**BRIEF**
Reproduce the listing word for word. Skip any image.

— Start of GIVEN RECORDS —

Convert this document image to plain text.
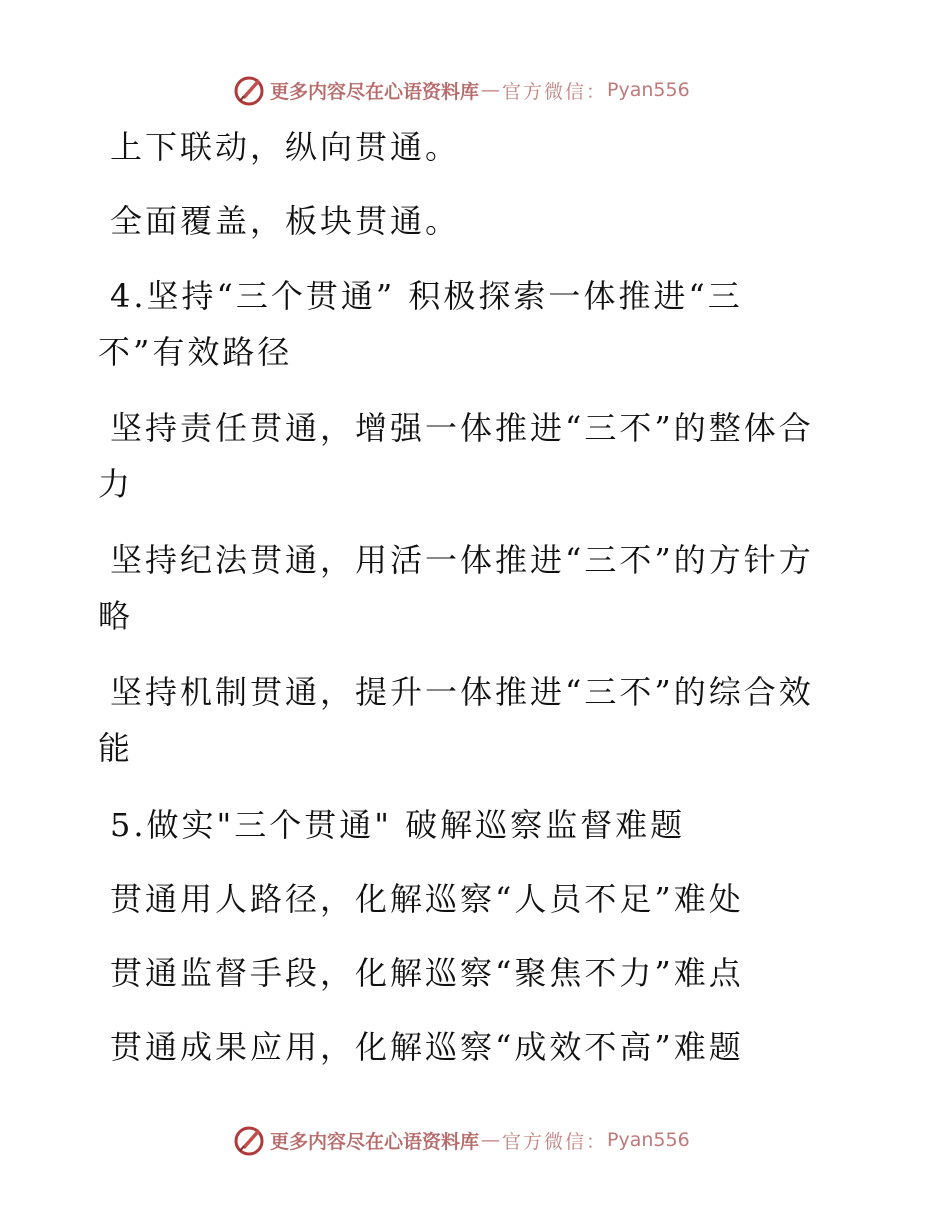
更多内容尽在心语资料库 — 官方微信： Pyan556
上下联动，纵向贯通。
全面覆盖，板块贯通。
4.坚持“三个贯通” 积极探索一体推进“三不”有效路径
坚持责任贯通，增强一体推进“三不”的整体合力
坚持纪法贯通，用活一体推进“三不”的方针方略
坚持机制贯通，提升一体推进“三不”的综合效能
5.做实"三个贯通" 破解巡察监督难题
贯通用人路径，化解巡察“人员不足”难处
贯通监督手段，化解巡察“聚焦不力”难点
贯通成果应用，化解巡察“成效不高”难题
更多内容尽在心语资料库 — 官方微信： Pyan556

— End of GIVEN RECORDS —

**TASK OUTPUT**
Convert this document image to plain text.
更多内容尽在心语资料库 — 官方微信： Pyan556
上下联动，纵向贯通。
全面覆盖，板块贯通。
4.坚持“三个贯通” 积极探索一体推进“三不”有效路径
坚持责任贯通，增强一体推进“三不”的整体合力
坚持纪法贯通，用活一体推进“三不”的方针方略
坚持机制贯通，提升一体推进“三不”的综合效能
5.做实"三个贯通" 破解巡察监督难题
贯通用人路径，化解巡察“人员不足”难处
贯通监督手段，化解巡察“聚焦不力”难点
贯通成果应用，化解巡察“成效不高”难题
更多内容尽在心语资料库 — 官方微信： Pyan556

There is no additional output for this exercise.